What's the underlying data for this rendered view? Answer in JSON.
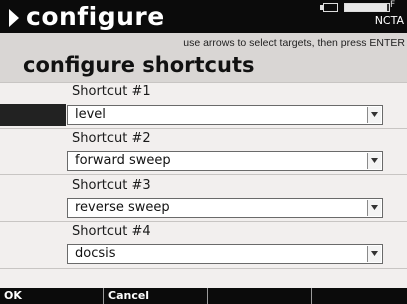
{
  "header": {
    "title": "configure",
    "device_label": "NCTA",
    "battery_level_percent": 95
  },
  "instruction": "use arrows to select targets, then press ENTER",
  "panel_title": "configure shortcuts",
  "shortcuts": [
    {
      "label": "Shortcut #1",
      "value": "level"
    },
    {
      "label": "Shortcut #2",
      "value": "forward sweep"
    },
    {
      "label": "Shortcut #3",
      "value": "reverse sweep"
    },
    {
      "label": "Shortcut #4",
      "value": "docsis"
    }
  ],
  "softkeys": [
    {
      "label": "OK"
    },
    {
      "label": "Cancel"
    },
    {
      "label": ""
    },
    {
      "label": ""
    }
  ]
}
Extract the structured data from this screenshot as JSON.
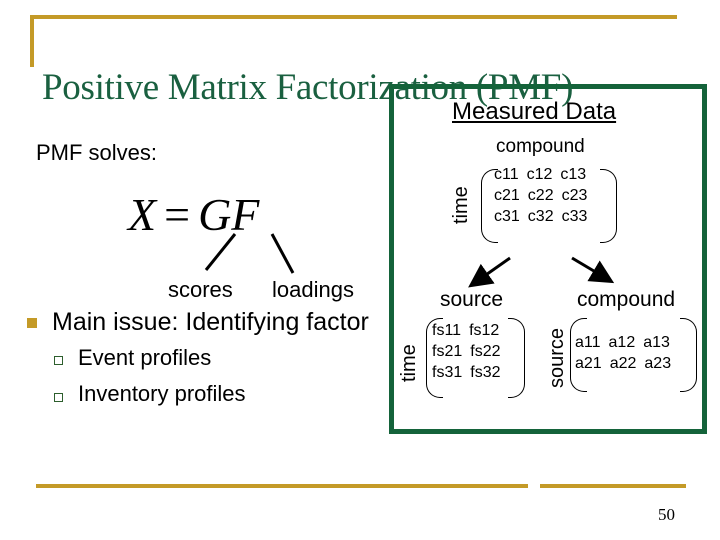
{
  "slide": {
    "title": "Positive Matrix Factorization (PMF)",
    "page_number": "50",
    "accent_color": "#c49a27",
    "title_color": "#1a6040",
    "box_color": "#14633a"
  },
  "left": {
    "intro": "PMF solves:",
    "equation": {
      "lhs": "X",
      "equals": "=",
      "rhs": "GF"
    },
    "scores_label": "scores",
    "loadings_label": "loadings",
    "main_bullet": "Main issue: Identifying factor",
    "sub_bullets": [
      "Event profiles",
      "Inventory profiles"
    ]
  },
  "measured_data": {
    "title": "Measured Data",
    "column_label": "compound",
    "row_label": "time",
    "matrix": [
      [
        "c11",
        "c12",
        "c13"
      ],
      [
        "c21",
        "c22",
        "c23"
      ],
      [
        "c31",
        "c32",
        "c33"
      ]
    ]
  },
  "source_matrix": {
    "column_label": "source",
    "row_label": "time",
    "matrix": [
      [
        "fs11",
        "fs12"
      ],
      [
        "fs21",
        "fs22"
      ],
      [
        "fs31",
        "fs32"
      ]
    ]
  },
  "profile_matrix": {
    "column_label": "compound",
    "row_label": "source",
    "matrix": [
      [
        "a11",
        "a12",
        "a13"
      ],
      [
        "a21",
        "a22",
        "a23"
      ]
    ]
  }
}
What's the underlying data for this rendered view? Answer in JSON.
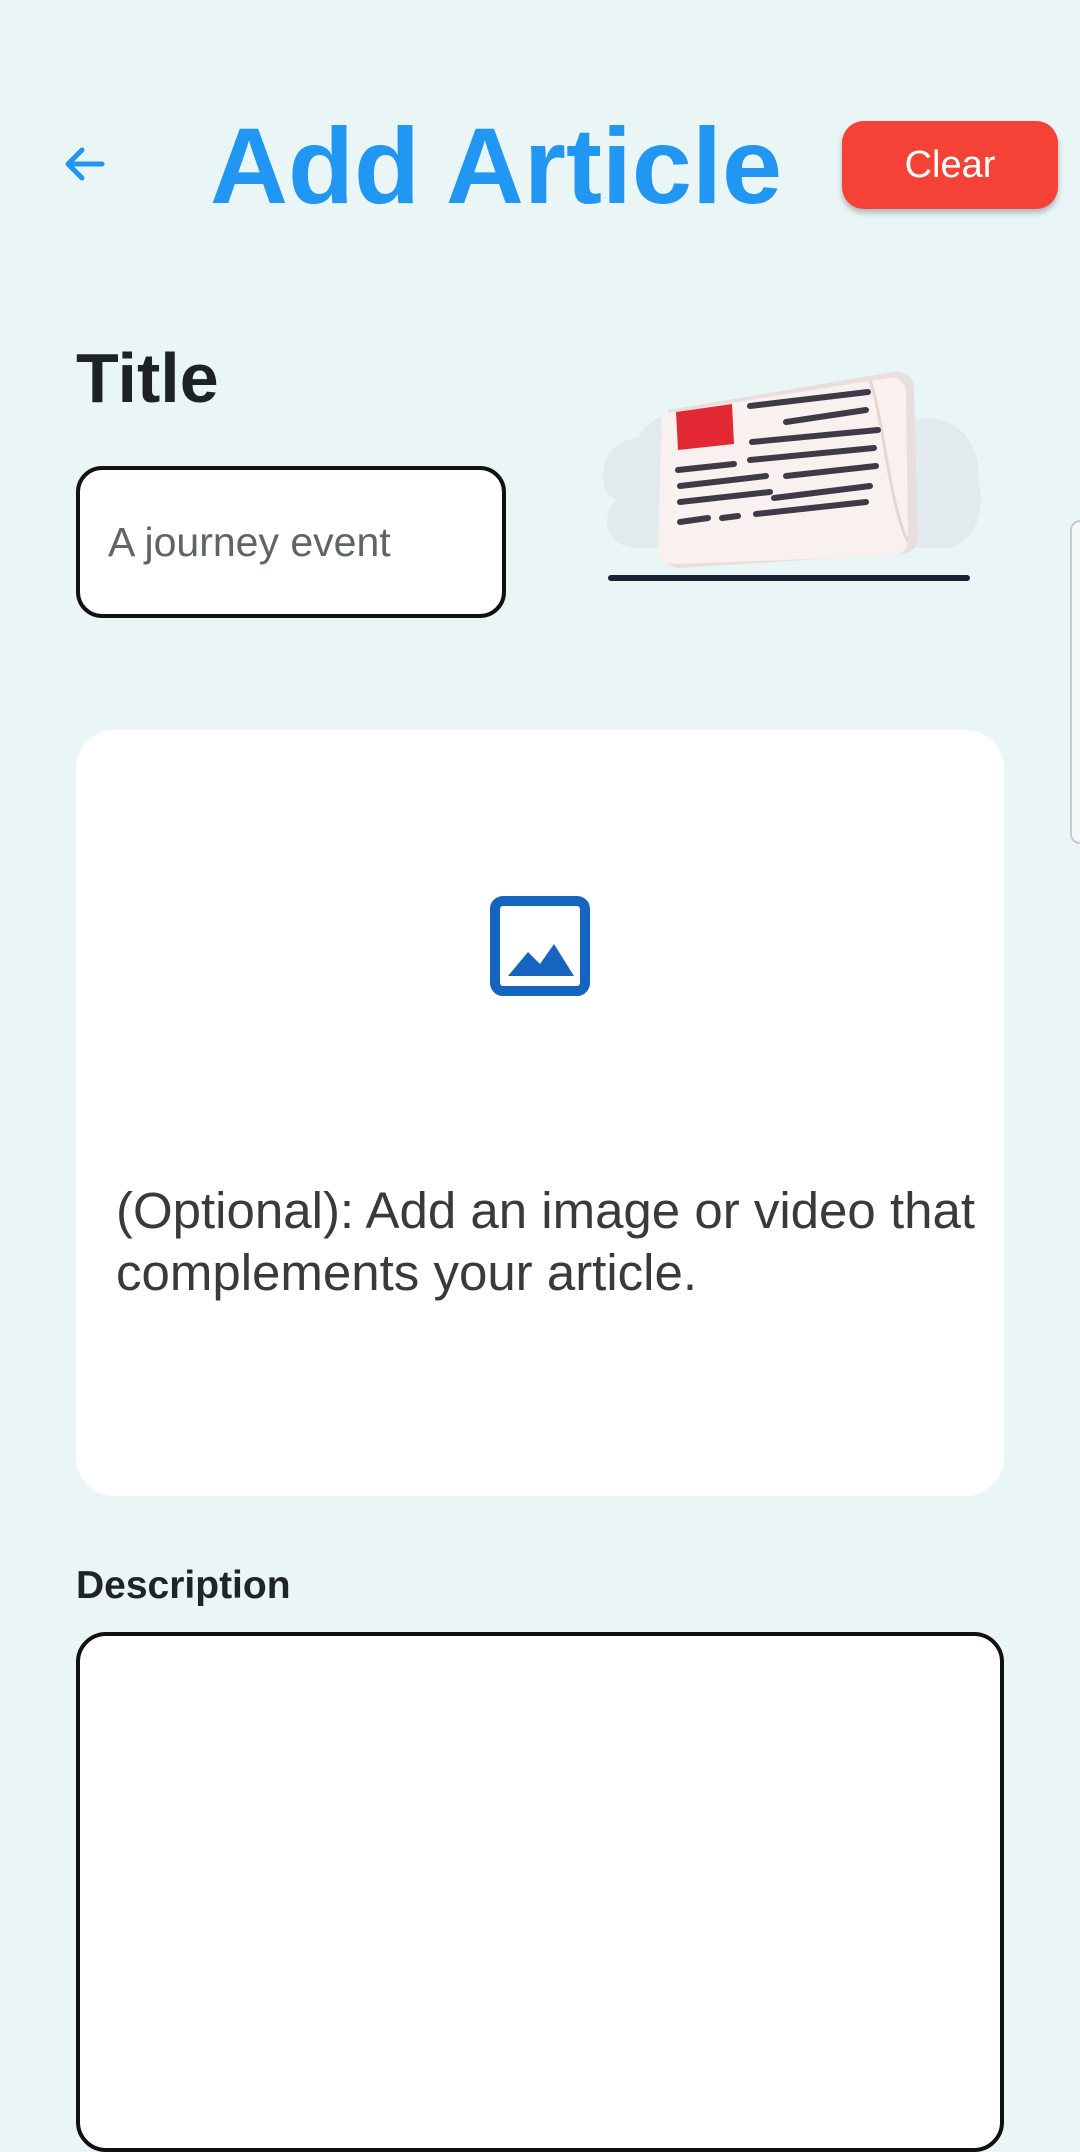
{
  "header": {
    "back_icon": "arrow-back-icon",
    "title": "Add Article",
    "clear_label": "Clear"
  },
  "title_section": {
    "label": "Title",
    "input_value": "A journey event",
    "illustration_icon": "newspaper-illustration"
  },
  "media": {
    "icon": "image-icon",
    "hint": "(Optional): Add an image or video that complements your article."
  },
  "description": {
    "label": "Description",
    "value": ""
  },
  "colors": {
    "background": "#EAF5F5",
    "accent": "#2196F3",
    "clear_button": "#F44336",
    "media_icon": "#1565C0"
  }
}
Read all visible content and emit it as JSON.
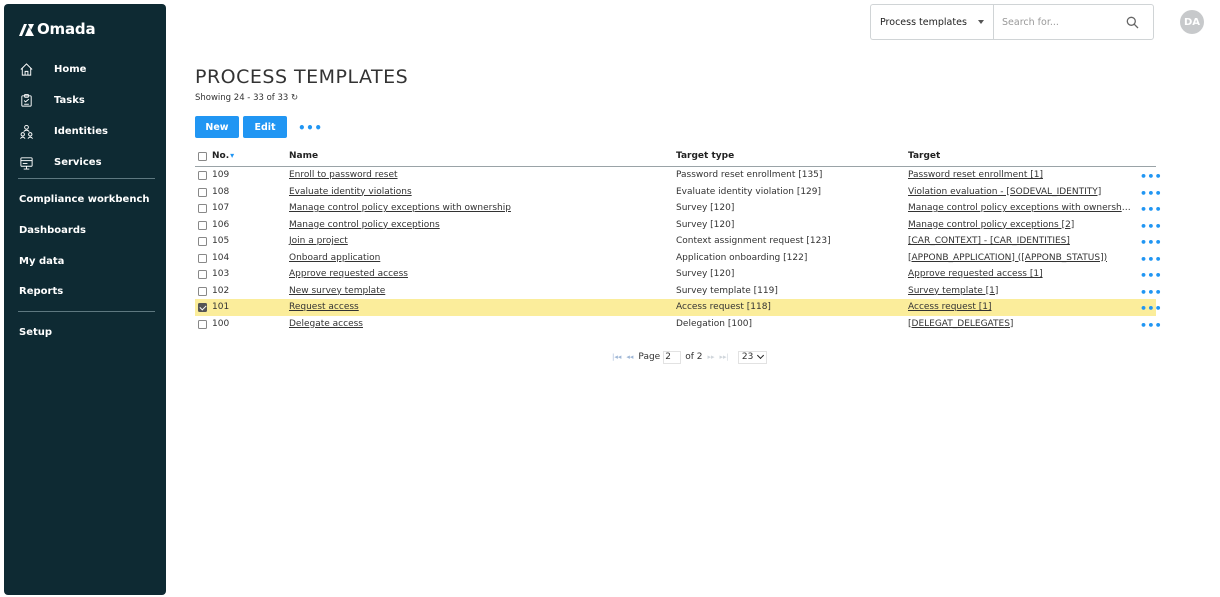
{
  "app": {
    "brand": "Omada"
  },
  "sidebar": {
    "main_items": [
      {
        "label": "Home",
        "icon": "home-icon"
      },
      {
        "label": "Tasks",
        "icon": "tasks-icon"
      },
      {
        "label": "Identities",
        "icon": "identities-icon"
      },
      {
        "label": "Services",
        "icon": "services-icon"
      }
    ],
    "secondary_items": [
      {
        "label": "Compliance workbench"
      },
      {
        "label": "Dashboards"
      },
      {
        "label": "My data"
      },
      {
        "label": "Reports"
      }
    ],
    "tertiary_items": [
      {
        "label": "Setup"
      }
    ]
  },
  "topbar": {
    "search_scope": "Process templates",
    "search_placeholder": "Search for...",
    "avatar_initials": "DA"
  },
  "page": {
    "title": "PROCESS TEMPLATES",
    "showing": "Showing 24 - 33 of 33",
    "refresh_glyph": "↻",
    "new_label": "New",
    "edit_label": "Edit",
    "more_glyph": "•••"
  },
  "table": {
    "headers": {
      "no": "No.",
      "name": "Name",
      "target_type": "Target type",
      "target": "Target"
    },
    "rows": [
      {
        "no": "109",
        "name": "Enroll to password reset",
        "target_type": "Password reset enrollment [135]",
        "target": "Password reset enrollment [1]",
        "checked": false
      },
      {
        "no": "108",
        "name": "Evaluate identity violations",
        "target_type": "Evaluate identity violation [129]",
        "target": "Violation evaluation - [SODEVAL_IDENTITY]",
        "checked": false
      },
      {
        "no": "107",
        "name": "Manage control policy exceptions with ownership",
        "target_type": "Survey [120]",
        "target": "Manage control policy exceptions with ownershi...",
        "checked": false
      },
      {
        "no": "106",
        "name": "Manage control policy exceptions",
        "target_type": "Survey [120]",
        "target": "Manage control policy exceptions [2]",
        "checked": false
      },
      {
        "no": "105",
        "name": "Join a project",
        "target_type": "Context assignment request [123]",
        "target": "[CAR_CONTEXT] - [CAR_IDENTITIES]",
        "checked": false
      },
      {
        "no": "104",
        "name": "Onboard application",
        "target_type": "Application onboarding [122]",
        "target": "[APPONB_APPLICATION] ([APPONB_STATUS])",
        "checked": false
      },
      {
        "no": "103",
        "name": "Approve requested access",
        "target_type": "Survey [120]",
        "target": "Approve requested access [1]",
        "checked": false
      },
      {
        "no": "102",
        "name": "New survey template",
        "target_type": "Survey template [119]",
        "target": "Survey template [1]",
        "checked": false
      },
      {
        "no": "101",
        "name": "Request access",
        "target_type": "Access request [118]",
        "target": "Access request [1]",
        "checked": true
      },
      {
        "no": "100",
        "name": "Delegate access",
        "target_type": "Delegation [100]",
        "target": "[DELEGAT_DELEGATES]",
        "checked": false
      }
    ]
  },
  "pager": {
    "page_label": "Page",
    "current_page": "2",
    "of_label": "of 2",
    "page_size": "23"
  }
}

__________________________________________________

DO THIS
Pick out the lines that include the word "configure" and write them out.

RESULT OF THE TASK
    "title": "configure",
  "panel_title": "configure shortcuts",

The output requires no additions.